SHORT EXERCISE -> Retype the listing that follows, exactly as written.

— Begin DATA PROVIDED —

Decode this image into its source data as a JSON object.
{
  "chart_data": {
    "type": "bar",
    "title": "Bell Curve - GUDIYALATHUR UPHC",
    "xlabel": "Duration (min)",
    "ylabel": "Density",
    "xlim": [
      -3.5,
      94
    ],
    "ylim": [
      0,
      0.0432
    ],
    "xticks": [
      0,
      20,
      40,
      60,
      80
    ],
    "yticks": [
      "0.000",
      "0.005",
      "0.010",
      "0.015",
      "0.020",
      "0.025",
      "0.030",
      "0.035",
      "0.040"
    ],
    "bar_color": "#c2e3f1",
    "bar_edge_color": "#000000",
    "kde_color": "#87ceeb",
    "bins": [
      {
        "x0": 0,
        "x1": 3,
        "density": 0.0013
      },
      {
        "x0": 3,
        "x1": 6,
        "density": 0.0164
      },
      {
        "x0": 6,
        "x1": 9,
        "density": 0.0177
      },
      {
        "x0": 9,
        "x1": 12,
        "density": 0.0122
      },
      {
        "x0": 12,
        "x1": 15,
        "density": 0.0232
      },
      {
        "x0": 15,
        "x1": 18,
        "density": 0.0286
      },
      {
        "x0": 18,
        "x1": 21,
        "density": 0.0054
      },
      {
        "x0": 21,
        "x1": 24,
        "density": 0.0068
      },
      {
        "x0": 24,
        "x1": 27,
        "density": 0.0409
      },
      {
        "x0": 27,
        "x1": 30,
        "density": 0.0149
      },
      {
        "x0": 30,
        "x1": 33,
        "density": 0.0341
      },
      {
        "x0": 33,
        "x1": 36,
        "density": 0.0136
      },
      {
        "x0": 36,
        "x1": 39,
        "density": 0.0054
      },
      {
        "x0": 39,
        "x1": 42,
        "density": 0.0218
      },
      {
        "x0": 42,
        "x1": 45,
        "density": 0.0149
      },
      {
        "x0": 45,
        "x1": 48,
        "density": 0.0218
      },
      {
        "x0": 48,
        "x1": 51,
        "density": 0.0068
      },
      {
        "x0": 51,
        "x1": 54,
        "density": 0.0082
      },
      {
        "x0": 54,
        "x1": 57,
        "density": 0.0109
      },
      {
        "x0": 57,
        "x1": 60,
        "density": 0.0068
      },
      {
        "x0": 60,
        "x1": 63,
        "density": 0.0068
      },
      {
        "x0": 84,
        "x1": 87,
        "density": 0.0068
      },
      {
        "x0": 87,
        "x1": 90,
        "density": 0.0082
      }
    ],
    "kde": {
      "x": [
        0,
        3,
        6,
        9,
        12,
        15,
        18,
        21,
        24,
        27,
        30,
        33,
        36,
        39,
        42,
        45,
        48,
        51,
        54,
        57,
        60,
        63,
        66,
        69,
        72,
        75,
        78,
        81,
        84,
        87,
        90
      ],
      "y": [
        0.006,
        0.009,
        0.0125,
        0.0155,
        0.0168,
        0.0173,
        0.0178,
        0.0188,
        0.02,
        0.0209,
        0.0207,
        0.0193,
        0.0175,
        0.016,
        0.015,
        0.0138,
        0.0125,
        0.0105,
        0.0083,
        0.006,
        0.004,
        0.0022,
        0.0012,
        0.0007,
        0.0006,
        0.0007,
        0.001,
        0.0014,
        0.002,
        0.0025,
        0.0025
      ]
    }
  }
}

— End DATA PROVIDED —

FULL OUTPUT ->
Decode this image into its source data as a JSON object.
{
  "chart_data": {
    "type": "bar",
    "title": "Bell Curve - GUDIYALATHUR UPHC",
    "xlabel": "Duration (min)",
    "ylabel": "Density",
    "xlim": [
      -3.5,
      94
    ],
    "ylim": [
      0,
      0.0432
    ],
    "xticks": [
      0,
      20,
      40,
      60,
      80
    ],
    "yticks": [
      "0.000",
      "0.005",
      "0.010",
      "0.015",
      "0.020",
      "0.025",
      "0.030",
      "0.035",
      "0.040"
    ],
    "bar_color": "#c2e3f1",
    "bar_edge_color": "#000000",
    "kde_color": "#87ceeb",
    "bins": [
      {
        "x0": 0,
        "x1": 3,
        "density": 0.0013
      },
      {
        "x0": 3,
        "x1": 6,
        "density": 0.0164
      },
      {
        "x0": 6,
        "x1": 9,
        "density": 0.0177
      },
      {
        "x0": 9,
        "x1": 12,
        "density": 0.0122
      },
      {
        "x0": 12,
        "x1": 15,
        "density": 0.0232
      },
      {
        "x0": 15,
        "x1": 18,
        "density": 0.0286
      },
      {
        "x0": 18,
        "x1": 21,
        "density": 0.0054
      },
      {
        "x0": 21,
        "x1": 24,
        "density": 0.0068
      },
      {
        "x0": 24,
        "x1": 27,
        "density": 0.0409
      },
      {
        "x0": 27,
        "x1": 30,
        "density": 0.0149
      },
      {
        "x0": 30,
        "x1": 33,
        "density": 0.0341
      },
      {
        "x0": 33,
        "x1": 36,
        "density": 0.0136
      },
      {
        "x0": 36,
        "x1": 39,
        "density": 0.0054
      },
      {
        "x0": 39,
        "x1": 42,
        "density": 0.0218
      },
      {
        "x0": 42,
        "x1": 45,
        "density": 0.0149
      },
      {
        "x0": 45,
        "x1": 48,
        "density": 0.0218
      },
      {
        "x0": 48,
        "x1": 51,
        "density": 0.0068
      },
      {
        "x0": 51,
        "x1": 54,
        "density": 0.0082
      },
      {
        "x0": 54,
        "x1": 57,
        "density": 0.0109
      },
      {
        "x0": 57,
        "x1": 60,
        "density": 0.0068
      },
      {
        "x0": 60,
        "x1": 63,
        "density": 0.0068
      },
      {
        "x0": 84,
        "x1": 87,
        "density": 0.0068
      },
      {
        "x0": 87,
        "x1": 90,
        "density": 0.0082
      }
    ],
    "kde": {
      "x": [
        0,
        3,
        6,
        9,
        12,
        15,
        18,
        21,
        24,
        27,
        30,
        33,
        36,
        39,
        42,
        45,
        48,
        51,
        54,
        57,
        60,
        63,
        66,
        69,
        72,
        75,
        78,
        81,
        84,
        87,
        90
      ],
      "y": [
        0.006,
        0.009,
        0.0125,
        0.0155,
        0.0168,
        0.0173,
        0.0178,
        0.0188,
        0.02,
        0.0209,
        0.0207,
        0.0193,
        0.0175,
        0.016,
        0.015,
        0.0138,
        0.0125,
        0.0105,
        0.0083,
        0.006,
        0.004,
        0.0022,
        0.0012,
        0.0007,
        0.0006,
        0.0007,
        0.001,
        0.0014,
        0.002,
        0.0025,
        0.0025
      ]
    }
  }
}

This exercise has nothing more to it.